WORK TO COMPLETE:
Each entry that follows is to be retyped exactly. Pictures do not belong in the copy.

RECORDS TO PROCESS:

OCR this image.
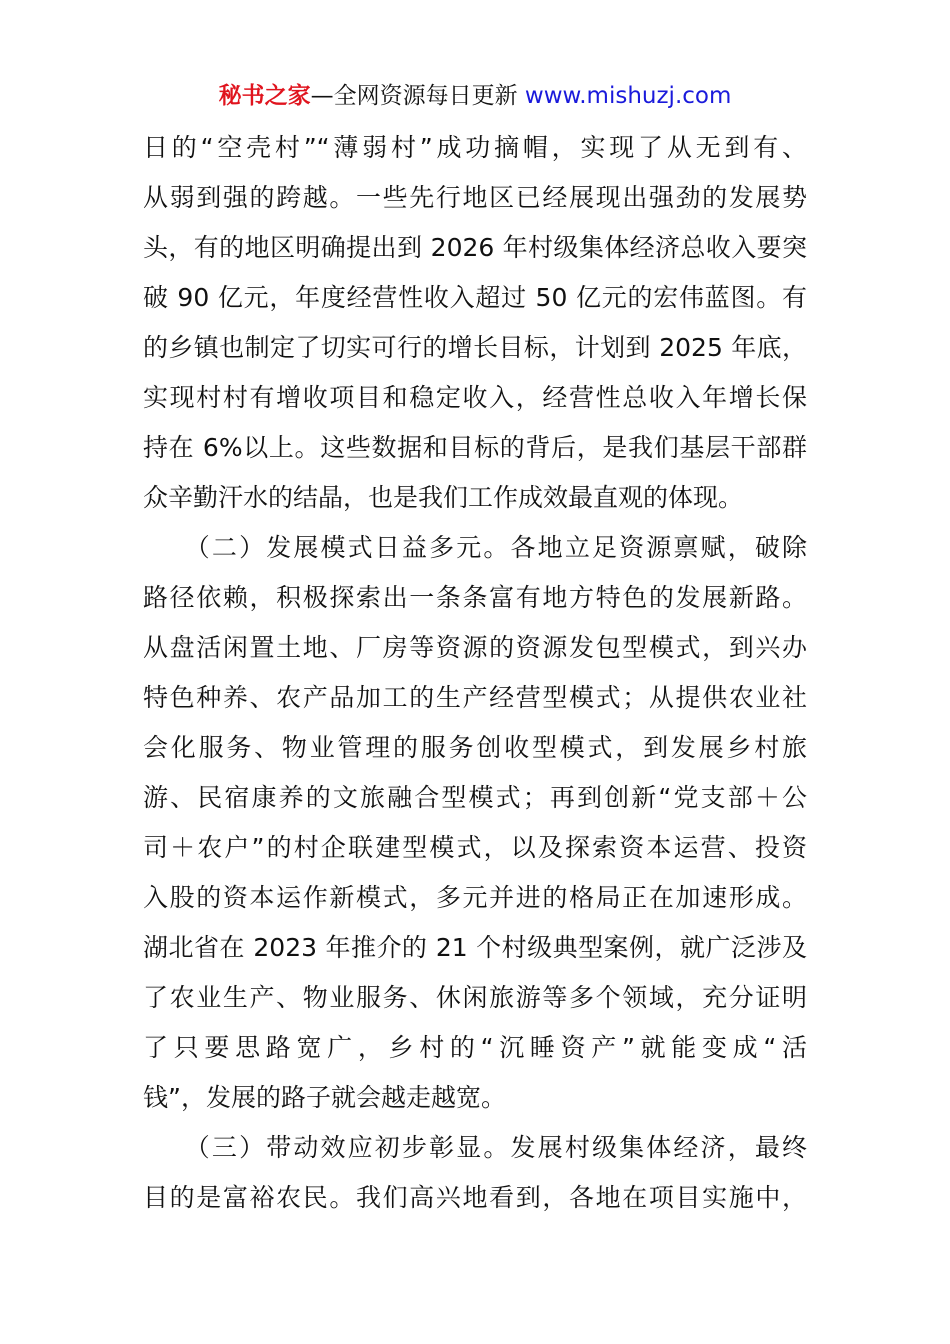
秘书之家—全网资源每日更新 www.mishuzj.com
日的“空壳村”“薄弱村”成功摘帽，实现了从无到有、
从弱到强的跨越。一些先行地区已经展现出强劲的发展势
头，有的地区明确提出到 2026 年村级集体经济总收入要突
破 90 亿元，年度经营性收入超过 50 亿元的宏伟蓝图。有
的乡镇也制定了切实可行的增长目标，计划到 2025 年底，
实现村村有增收项目和稳定收入，经营性总收入年增长保
持在 6%以上。这些数据和目标的背后，是我们基层干部群
众辛勤汗水的结晶，也是我们工作成效最直观的体现。
　　（二）发展模式日益多元。各地立足资源禀赋，破除
路径依赖，积极探索出一条条富有地方特色的发展新路。
从盘活闲置土地、厂房等资源的资源发包型模式，到兴办
特色种养、农产品加工的生产经营型模式；从提供农业社
会化服务、物业管理的服务创收型模式，到发展乡村旅
游、民宿康养的文旅融合型模式；再到创新“党支部＋公
司＋农户”的村企联建型模式，以及探索资本运营、投资
入股的资本运作新模式，多元并进的格局正在加速形成。
湖北省在 2023 年推介的 21 个村级典型案例，就广泛涉及
了农业生产、物业服务、休闲旅游等多个领域，充分证明
了只要思路宽广，乡村的“沉睡资产”就能变成“活
钱”，发展的路子就会越走越宽。
　　（三）带动效应初步彰显。发展村级集体经济，最终
目的是富裕农民。我们高兴地看到，各地在项目实施中，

RESULT:
OCR this image.
秘书之家—全网资源每日更新 www.mishuzj.com
日的“空壳村”“薄弱村”成功摘帽，实现了从无到有、
从弱到强的跨越。一些先行地区已经展现出强劲的发展势
头，有的地区明确提出到 2026 年村级集体经济总收入要突
破 90 亿元，年度经营性收入超过 50 亿元的宏伟蓝图。有
的乡镇也制定了切实可行的增长目标，计划到 2025 年底，
实现村村有增收项目和稳定收入，经营性总收入年增长保
持在 6%以上。这些数据和目标的背后，是我们基层干部群
众辛勤汗水的结晶，也是我们工作成效最直观的体现。
　　（二）发展模式日益多元。各地立足资源禀赋，破除
路径依赖，积极探索出一条条富有地方特色的发展新路。
从盘活闲置土地、厂房等资源的资源发包型模式，到兴办
特色种养、农产品加工的生产经营型模式；从提供农业社
会化服务、物业管理的服务创收型模式，到发展乡村旅
游、民宿康养的文旅融合型模式；再到创新“党支部＋公
司＋农户”的村企联建型模式，以及探索资本运营、投资
入股的资本运作新模式，多元并进的格局正在加速形成。
湖北省在 2023 年推介的 21 个村级典型案例，就广泛涉及
了农业生产、物业服务、休闲旅游等多个领域，充分证明
了只要思路宽广，乡村的“沉睡资产”就能变成“活
钱”，发展的路子就会越走越宽。
　　（三）带动效应初步彰显。发展村级集体经济，最终
目的是富裕农民。我们高兴地看到，各地在项目实施中，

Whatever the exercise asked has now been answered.